Supplied records:
▶

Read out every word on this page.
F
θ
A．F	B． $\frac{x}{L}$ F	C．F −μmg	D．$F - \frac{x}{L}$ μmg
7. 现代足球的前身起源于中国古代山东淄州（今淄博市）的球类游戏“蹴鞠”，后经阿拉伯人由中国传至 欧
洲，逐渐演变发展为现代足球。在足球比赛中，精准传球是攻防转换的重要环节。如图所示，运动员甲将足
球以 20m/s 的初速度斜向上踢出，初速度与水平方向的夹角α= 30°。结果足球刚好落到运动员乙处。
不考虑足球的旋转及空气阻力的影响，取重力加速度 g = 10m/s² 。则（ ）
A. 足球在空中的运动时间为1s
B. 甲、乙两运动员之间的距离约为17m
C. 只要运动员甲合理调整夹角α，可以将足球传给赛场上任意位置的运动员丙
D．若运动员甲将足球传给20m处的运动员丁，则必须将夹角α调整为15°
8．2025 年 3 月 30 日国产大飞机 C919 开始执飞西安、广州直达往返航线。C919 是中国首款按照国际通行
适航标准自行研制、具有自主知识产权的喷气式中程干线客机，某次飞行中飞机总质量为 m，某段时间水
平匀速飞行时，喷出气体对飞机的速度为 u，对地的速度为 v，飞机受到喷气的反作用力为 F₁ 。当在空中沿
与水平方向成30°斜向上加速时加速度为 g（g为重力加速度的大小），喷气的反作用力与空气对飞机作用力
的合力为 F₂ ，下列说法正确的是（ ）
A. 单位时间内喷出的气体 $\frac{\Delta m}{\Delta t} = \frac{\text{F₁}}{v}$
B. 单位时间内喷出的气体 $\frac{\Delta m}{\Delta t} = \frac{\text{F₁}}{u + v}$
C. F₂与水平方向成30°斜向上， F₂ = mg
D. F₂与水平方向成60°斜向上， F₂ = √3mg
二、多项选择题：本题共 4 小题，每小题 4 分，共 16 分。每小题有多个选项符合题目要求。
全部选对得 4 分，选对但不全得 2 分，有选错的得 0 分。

◀

Brief:
Reproduce the records in full, exactly as written.

Output of the exercise:
Read out every word on this page.
F
θ
A．F	B． $\frac{x}{L}$ F	C．F −μmg	D．$F - \frac{x}{L}$ μmg
7. 现代足球的前身起源于中国古代山东淄州（今淄博市）的球类游戏“蹴鞠”，后经阿拉伯人由中国传至 欧
洲，逐渐演变发展为现代足球。在足球比赛中，精准传球是攻防转换的重要环节。如图所示，运动员甲将足
球以 20m/s 的初速度斜向上踢出，初速度与水平方向的夹角α= 30°。结果足球刚好落到运动员乙处。
不考虑足球的旋转及空气阻力的影响，取重力加速度 g = 10m/s² 。则（ ）
A. 足球在空中的运动时间为1s
B. 甲、乙两运动员之间的距离约为17m
C. 只要运动员甲合理调整夹角α，可以将足球传给赛场上任意位置的运动员丙
D．若运动员甲将足球传给20m处的运动员丁，则必须将夹角α调整为15°
8．2025 年 3 月 30 日国产大飞机 C919 开始执飞西安、广州直达往返航线。C919 是中国首款按照国际通行
适航标准自行研制、具有自主知识产权的喷气式中程干线客机，某次飞行中飞机总质量为 m，某段时间水
平匀速飞行时，喷出气体对飞机的速度为 u，对地的速度为 v，飞机受到喷气的反作用力为 F₁ 。当在空中沿
与水平方向成30°斜向上加速时加速度为 g（g为重力加速度的大小），喷气的反作用力与空气对飞机作用力
的合力为 F₂ ，下列说法正确的是（ ）
A. 单位时间内喷出的气体 $\frac{\Delta m}{\Delta t} = \frac{\text{F₁}}{v}$
B. 单位时间内喷出的气体 $\frac{\Delta m}{\Delta t} = \frac{\text{F₁}}{u + v}$
C. F₂与水平方向成30°斜向上， F₂ = mg
D. F₂与水平方向成60°斜向上， F₂ = √3mg
二、多项选择题：本题共 4 小题，每小题 4 分，共 16 分。每小题有多个选项符合题目要求。
全部选对得 4 分，选对但不全得 2 分，有选错的得 0 分。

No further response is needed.